**Task statement:** Look through the listing for the word "선취업후진학자". Copy each line that has it.

**Extracted material:**

- - - - -

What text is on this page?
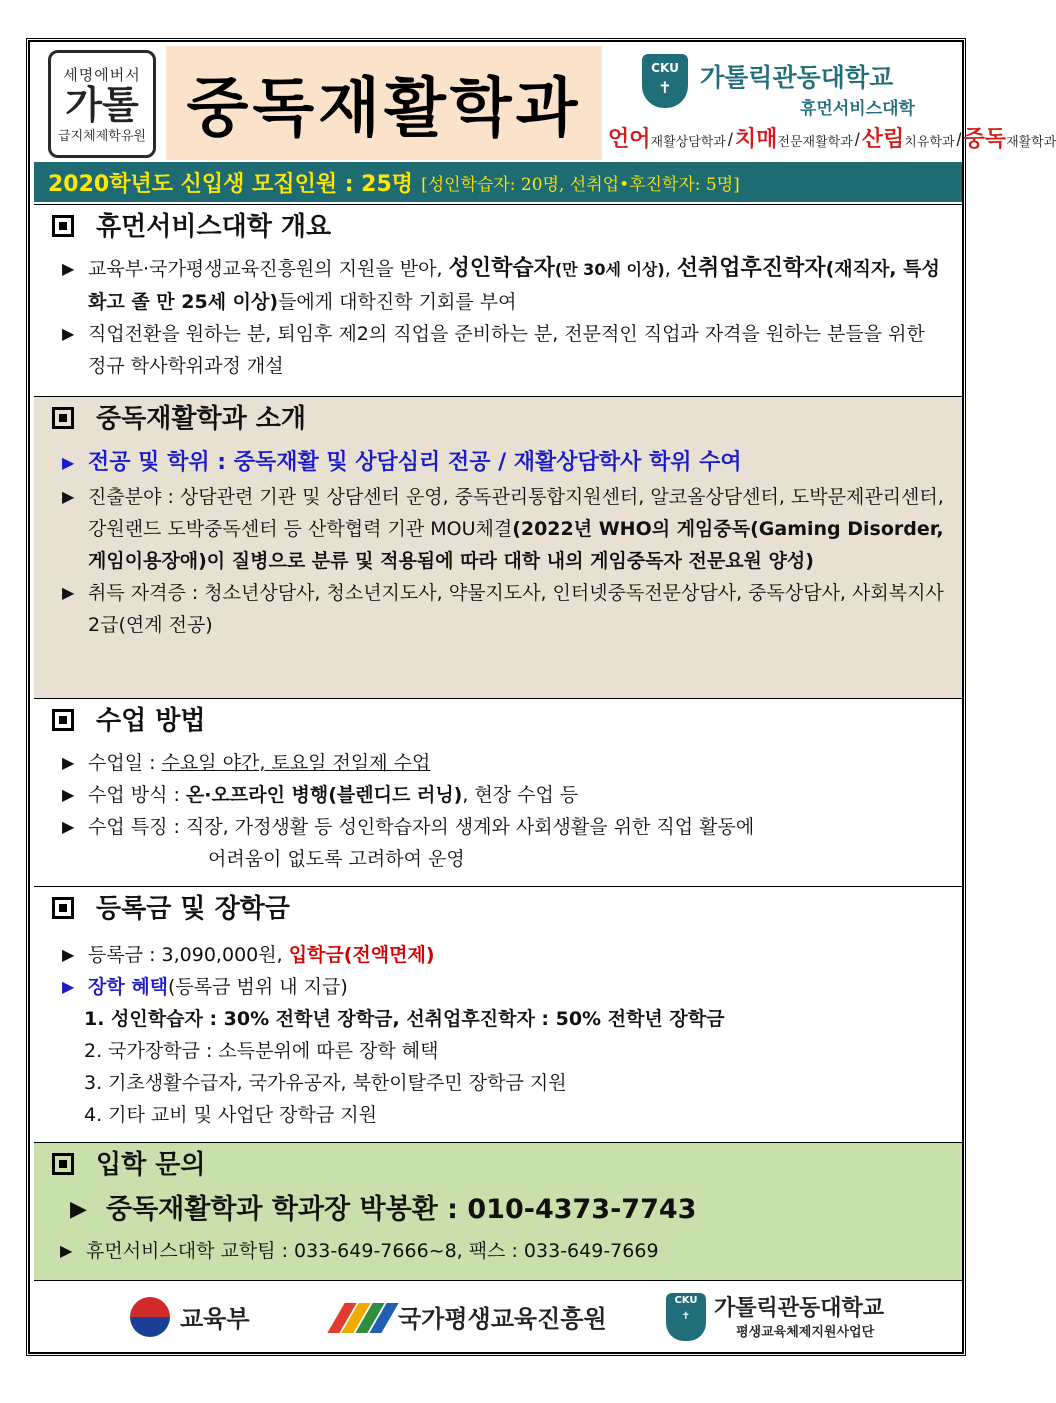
세명에버서
가톨
급지체제학유원 중독재활학과
CKU
✝	가톨릭관동대학교
휴먼서비스대학
언어재활상담학과 /치매전문재활학과 /산림치유학과 /중독재활학과
2020학년도 신입생 모집인원 : 25명 [성인학습자: 20명, 선취업•후진학자: 5명]
휴먼서비스대학 개요
▶ 교육부·국가평생교육진흥원의 지원을 받아, 성인학습자(만 30세 이상), 선취업후진학자(재직자, 특성화고 졸 만 25세 이상)들에게 대학진학 기회를 부여
▶ 직업전환을 원하는 분, 퇴임후 제2의 직업을 준비하는 분, 전문적인 직업과 자격을 원하는 분들을 위한 정규 학사학위과정 개설
중독재활학과 소개
▶ 전공 및 학위 : 중독재활 및 상담심리 전공 / 재활상담학사 학위 수여
▶ 진출분야 : 상담관련 기관 및 상담센터 운영, 중독관리통합지원센터, 알코올상담센터, 도박문제관리센터, 강원랜드 도박중독센터 등 산학협력 기관 MOU체결(2022년 WHO의 게임중독(Gaming Disorder, 게임이용장애)이 질병으로 분류 및 적용됨에 따라 대학 내의 게임중독자 전문요원 양성)
▶ 취득 자격증 : 청소년상담사, 청소년지도사, 약물지도사, 인터넷중독전문상담사, 중독상담사, 사회복지사2급(연계 전공)
수업 방법
▶ 수업일 : 수요일 야간, 토요일 전일제 수업
▶ 수업 방식 : 온·오프라인 병행(블렌디드 러닝), 현장 수업 등
▶ 수업 특징 : 직장, 가정생활 등 성인학습자의 생계와 사회생활을 위한 직업 활동에
어려움이 없도록 고려하여 운영
등록금 및 장학금
▶ 등록금 : 3,090,000원, 입학금(전액면제)
▶ 장학 혜택(등록금 범위 내 지급)
1. 성인학습자 : 30% 전학년 장학금, 선취업후진학자 : 50% 전학년 장학금
2. 국가장학금 : 소득분위에 따른 장학 혜택
3. 기초생활수급자, 국가유공자, 북한이탈주민 장학금 지원
4. 기타 교비 및 사업단 장학금 지원
입학 문의
▶ 중독재활학과 학과장 박봉환 : 010-4373-7743
▶ 휴먼서비스대학 교학팀 : 033-649-7666~8, 팩스 : 033-649-7669
교육부	국가평생교육진흥원
CKU
✝	가톨릭관동대학교
평생교육체제지원사업단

- - - - -

**Solution for this problem:**
▶ 교육부·국가평생교육진흥원의 지원을 받아, 성인학습자(만 30세 이상), 선취업후진학자(재직자, 특성화고 졸 만 25세 이상)들에게 대학진학 기회를 부여
1. 성인학습자 : 30% 전학년 장학금, 선취업후진학자 : 50% 전학년 장학금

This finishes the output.